Problem
Report how many lines of the entries below contain the word "name", and nothing more.
** begin Information given **
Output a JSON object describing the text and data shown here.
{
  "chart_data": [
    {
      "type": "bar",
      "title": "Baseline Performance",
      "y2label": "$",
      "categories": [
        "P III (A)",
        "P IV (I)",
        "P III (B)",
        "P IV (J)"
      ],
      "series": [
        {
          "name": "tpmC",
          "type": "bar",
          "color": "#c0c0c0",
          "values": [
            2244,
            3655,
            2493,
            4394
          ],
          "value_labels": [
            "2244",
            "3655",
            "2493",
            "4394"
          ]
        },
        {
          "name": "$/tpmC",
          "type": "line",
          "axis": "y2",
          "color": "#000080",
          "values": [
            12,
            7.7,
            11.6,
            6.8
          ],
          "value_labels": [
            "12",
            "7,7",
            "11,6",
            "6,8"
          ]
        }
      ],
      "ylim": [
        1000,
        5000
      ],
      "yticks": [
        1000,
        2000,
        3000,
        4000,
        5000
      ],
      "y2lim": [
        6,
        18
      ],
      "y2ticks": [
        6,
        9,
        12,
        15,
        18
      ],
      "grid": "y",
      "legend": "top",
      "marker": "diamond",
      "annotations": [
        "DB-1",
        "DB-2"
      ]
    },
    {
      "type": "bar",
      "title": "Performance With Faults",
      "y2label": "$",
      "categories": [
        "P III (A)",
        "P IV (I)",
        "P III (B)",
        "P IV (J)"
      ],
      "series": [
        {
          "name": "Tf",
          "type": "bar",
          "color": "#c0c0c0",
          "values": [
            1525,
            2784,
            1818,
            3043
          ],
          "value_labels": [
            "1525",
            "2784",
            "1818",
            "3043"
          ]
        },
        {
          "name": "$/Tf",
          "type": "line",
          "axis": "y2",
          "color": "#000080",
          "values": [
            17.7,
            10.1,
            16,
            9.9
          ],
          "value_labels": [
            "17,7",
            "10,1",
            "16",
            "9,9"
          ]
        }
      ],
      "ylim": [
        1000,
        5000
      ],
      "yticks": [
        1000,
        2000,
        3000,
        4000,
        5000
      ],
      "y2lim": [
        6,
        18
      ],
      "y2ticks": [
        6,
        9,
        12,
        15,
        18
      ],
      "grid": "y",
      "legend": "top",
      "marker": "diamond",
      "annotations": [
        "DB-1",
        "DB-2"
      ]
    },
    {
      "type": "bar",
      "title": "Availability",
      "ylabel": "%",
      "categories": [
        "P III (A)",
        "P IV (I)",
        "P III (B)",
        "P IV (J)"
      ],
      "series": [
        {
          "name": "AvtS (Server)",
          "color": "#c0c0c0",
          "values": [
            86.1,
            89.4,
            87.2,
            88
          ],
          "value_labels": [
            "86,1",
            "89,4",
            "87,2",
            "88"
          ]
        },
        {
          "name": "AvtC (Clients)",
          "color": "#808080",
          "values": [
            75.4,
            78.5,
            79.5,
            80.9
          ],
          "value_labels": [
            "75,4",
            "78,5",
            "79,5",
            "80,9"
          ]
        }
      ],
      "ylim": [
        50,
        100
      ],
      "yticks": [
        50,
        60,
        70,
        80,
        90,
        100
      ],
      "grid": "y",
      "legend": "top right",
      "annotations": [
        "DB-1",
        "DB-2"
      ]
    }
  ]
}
** end Information given **
Expected answer
6